**Task goal**
Copy each line of the entries beneath that contains the word "JSON".

**Material supplied**
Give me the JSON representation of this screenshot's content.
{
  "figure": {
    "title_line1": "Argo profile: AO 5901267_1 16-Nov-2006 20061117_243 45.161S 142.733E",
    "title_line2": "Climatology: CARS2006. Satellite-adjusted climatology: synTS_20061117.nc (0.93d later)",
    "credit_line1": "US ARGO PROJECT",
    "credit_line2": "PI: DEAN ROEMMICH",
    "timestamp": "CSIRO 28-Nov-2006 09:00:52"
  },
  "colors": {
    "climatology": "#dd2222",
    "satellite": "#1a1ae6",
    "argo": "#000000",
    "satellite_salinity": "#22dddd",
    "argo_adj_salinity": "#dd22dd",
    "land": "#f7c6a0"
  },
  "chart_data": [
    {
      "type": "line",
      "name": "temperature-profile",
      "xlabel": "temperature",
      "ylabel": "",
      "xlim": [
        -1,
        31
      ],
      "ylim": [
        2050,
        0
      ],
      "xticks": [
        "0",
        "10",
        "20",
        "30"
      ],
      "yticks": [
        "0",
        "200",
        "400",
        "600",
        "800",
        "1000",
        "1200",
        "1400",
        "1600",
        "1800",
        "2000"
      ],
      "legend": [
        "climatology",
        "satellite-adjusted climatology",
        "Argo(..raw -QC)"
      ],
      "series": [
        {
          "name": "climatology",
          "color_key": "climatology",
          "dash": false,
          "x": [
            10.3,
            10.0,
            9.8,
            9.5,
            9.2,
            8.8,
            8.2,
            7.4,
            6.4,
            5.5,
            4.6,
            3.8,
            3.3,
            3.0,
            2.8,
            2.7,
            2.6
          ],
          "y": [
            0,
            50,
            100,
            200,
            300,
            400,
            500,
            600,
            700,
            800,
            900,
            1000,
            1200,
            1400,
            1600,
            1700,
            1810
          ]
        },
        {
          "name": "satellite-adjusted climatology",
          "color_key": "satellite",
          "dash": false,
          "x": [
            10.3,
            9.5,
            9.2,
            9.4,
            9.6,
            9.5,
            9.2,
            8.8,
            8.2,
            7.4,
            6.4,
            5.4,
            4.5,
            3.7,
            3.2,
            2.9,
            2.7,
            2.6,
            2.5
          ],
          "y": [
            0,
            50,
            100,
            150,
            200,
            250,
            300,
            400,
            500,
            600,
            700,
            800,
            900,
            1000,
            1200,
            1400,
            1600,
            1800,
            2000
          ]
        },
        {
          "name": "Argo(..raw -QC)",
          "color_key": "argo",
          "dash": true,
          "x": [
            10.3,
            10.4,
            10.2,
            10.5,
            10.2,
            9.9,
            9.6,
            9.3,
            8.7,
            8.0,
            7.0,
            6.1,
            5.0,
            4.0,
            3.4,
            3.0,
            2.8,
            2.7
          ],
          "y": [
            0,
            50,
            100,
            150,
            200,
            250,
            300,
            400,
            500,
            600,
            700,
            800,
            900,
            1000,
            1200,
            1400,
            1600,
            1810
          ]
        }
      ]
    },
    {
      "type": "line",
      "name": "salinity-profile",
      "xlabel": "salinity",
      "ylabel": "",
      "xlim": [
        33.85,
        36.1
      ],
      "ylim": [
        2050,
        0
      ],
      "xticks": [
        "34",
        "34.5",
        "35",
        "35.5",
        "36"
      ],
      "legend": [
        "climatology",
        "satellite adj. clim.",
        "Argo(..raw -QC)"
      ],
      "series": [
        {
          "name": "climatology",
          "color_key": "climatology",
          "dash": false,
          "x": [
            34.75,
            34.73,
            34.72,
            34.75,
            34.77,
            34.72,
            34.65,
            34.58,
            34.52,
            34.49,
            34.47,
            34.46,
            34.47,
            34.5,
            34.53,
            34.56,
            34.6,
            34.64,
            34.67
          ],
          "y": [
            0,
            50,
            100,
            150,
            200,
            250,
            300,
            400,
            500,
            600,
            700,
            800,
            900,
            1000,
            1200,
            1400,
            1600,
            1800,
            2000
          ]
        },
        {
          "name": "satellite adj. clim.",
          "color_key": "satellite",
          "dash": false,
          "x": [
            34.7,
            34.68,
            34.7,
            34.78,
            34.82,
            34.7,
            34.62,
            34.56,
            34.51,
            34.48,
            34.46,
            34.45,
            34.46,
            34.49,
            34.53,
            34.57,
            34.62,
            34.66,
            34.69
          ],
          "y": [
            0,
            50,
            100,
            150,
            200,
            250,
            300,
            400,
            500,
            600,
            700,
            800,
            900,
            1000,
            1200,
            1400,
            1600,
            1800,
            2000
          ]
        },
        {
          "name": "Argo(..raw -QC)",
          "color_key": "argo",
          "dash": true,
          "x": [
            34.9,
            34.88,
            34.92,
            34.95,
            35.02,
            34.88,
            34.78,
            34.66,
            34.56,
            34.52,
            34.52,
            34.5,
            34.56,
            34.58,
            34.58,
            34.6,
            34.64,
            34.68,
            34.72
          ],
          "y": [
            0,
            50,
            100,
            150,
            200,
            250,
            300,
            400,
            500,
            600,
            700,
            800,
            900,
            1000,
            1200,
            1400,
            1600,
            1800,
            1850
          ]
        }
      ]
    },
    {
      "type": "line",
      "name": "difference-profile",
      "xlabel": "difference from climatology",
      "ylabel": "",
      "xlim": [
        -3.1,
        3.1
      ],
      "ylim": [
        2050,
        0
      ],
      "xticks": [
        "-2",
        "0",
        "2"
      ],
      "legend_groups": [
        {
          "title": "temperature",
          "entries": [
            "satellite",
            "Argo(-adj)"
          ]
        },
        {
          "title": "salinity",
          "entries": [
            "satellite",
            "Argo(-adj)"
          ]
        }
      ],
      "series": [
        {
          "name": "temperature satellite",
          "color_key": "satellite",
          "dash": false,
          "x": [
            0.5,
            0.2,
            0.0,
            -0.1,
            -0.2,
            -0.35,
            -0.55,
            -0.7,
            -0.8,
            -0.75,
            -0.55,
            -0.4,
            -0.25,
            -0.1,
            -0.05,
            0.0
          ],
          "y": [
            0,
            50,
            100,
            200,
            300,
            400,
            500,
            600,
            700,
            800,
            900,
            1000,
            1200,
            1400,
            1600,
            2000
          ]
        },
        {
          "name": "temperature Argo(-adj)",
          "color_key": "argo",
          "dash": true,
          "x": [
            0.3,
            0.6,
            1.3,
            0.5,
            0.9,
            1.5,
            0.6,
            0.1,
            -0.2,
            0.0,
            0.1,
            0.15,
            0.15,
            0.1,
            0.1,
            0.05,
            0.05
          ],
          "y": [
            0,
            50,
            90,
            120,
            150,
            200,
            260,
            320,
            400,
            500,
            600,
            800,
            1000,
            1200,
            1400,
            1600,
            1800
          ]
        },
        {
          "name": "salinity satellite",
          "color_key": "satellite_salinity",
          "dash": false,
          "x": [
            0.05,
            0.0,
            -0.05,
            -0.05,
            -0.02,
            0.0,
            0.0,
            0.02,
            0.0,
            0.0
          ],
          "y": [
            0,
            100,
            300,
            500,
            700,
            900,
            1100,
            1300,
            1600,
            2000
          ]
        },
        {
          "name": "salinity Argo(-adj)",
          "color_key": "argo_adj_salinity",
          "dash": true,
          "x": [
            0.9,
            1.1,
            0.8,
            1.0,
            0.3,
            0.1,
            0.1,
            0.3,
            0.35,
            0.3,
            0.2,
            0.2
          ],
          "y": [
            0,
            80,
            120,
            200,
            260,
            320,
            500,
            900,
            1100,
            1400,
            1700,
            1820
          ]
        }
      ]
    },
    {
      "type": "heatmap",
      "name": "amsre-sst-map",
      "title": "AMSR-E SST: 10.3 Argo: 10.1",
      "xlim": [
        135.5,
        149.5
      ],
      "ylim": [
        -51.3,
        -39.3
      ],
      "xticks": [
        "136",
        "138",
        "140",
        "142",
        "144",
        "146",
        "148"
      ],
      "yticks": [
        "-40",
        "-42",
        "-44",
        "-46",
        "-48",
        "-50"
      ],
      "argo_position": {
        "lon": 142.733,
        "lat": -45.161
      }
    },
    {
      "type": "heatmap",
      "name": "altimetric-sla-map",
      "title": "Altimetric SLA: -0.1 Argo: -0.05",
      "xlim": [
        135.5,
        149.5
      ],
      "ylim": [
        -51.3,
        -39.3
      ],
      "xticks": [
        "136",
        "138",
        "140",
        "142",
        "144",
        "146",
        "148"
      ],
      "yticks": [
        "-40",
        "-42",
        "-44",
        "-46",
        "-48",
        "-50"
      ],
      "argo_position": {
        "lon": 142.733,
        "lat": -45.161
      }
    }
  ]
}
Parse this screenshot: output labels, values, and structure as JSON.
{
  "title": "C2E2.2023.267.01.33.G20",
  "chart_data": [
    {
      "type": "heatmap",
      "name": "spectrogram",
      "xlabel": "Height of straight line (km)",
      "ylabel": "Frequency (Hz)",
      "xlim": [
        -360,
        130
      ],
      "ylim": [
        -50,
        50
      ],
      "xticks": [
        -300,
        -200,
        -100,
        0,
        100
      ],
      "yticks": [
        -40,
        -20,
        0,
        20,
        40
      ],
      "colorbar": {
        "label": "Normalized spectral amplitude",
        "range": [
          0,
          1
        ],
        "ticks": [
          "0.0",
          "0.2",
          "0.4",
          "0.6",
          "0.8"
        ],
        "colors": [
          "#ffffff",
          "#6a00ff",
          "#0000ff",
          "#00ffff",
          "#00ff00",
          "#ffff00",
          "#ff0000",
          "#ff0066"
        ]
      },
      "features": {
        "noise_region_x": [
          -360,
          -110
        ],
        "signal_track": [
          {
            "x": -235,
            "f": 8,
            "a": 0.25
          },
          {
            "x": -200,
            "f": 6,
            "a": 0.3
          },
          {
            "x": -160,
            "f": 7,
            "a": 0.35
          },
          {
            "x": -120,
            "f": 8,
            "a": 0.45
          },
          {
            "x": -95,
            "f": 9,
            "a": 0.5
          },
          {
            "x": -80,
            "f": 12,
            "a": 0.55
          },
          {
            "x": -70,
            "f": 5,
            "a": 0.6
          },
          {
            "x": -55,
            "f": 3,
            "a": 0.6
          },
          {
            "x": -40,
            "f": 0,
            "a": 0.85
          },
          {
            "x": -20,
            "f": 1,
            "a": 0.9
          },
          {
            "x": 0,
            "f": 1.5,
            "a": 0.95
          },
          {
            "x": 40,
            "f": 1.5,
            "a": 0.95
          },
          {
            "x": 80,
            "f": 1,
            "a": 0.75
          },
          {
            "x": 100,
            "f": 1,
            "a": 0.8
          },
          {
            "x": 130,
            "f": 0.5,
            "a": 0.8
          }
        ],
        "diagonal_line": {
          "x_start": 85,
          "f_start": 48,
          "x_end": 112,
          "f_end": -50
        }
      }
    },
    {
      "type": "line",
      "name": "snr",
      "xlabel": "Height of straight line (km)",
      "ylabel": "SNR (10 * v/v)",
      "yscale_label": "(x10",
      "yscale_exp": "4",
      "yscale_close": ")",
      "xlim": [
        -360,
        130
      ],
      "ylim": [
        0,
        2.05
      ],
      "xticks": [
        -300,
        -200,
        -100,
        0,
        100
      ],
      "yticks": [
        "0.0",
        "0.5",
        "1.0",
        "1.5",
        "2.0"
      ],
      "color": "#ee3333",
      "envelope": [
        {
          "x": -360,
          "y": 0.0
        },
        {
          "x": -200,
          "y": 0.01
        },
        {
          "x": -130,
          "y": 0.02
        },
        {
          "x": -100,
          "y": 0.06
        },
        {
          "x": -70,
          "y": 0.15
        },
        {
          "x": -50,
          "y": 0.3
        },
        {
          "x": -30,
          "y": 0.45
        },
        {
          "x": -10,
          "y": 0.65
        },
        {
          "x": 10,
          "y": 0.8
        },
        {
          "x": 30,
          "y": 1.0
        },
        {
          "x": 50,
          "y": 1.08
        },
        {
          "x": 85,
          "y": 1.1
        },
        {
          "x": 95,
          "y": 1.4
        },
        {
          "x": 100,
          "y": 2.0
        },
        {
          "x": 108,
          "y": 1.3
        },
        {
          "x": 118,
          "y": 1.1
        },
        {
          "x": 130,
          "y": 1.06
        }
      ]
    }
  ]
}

**Exercise output**
Give me the JSON representation of this screenshot's content.
Parse this screenshot: output labels, values, and structure as JSON.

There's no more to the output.